→ WHAT THIS TASK INVOLVES
Transcribe the full listing below exactly.

Dataset entries:

*-*-*

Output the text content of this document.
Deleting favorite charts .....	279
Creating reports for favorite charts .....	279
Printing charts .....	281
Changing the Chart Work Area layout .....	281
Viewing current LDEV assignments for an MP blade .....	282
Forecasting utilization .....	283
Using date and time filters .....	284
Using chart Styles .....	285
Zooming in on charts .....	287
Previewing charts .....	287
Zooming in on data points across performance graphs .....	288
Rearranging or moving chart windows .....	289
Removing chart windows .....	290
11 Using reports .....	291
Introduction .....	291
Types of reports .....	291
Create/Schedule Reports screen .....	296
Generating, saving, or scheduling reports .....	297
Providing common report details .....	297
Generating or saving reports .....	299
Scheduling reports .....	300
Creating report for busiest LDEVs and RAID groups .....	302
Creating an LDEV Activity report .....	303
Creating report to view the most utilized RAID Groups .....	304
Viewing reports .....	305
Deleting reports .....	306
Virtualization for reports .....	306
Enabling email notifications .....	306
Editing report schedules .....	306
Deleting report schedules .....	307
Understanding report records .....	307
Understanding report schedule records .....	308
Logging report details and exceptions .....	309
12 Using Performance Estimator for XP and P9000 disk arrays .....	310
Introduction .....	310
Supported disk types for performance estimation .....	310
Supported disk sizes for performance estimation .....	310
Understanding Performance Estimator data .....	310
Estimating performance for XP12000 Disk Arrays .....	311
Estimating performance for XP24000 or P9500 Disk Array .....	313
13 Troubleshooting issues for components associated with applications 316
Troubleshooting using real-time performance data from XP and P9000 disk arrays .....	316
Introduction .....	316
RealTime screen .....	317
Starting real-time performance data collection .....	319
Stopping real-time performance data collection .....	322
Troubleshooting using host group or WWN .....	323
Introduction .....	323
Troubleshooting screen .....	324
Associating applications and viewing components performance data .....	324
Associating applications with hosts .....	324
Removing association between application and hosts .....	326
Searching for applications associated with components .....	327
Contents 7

*-*-*

→ RESULT FOR THIS TASK
Output the text content of this document.
Deleting favorite charts .....	279
Creating reports for favorite charts .....	279
Printing charts .....	281
Changing the Chart Work Area layout .....	281
Viewing current LDEV assignments for an MP blade .....	282
Forecasting utilization .....	283
Using date and time filters .....	284
Using chart Styles .....	285
Zooming in on charts .....	287
Previewing charts .....	287
Zooming in on data points across performance graphs .....	288
Rearranging or moving chart windows .....	289
Removing chart windows .....	290
11 Using reports .....	291
Introduction .....	291
Types of reports .....	291
Create/Schedule Reports screen .....	296
Generating, saving, or scheduling reports .....	297
Providing common report details .....	297
Generating or saving reports .....	299
Scheduling reports .....	300
Creating report for busiest LDEVs and RAID groups .....	302
Creating an LDEV Activity report .....	303
Creating report to view the most utilized RAID Groups .....	304
Viewing reports .....	305
Deleting reports .....	306
Virtualization for reports .....	306
Enabling email notifications .....	306
Editing report schedules .....	306
Deleting report schedules .....	307
Understanding report records .....	307
Understanding report schedule records .....	308
Logging report details and exceptions .....	309
12 Using Performance Estimator for XP and P9000 disk arrays .....	310
Introduction .....	310
Supported disk types for performance estimation .....	310
Supported disk sizes for performance estimation .....	310
Understanding Performance Estimator data .....	310
Estimating performance for XP12000 Disk Arrays .....	311
Estimating performance for XP24000 or P9500 Disk Array .....	313
13 Troubleshooting issues for components associated with applications 316
Troubleshooting using real-time performance data from XP and P9000 disk arrays .....	316
Introduction .....	316
RealTime screen .....	317
Starting real-time performance data collection .....	319
Stopping real-time performance data collection .....	322
Troubleshooting using host group or WWN .....	323
Introduction .....	323
Troubleshooting screen .....	324
Associating applications and viewing components performance data .....	324
Associating applications with hosts .....	324
Removing association between application and hosts .....	326
Searching for applications associated with components .....	327
Contents 7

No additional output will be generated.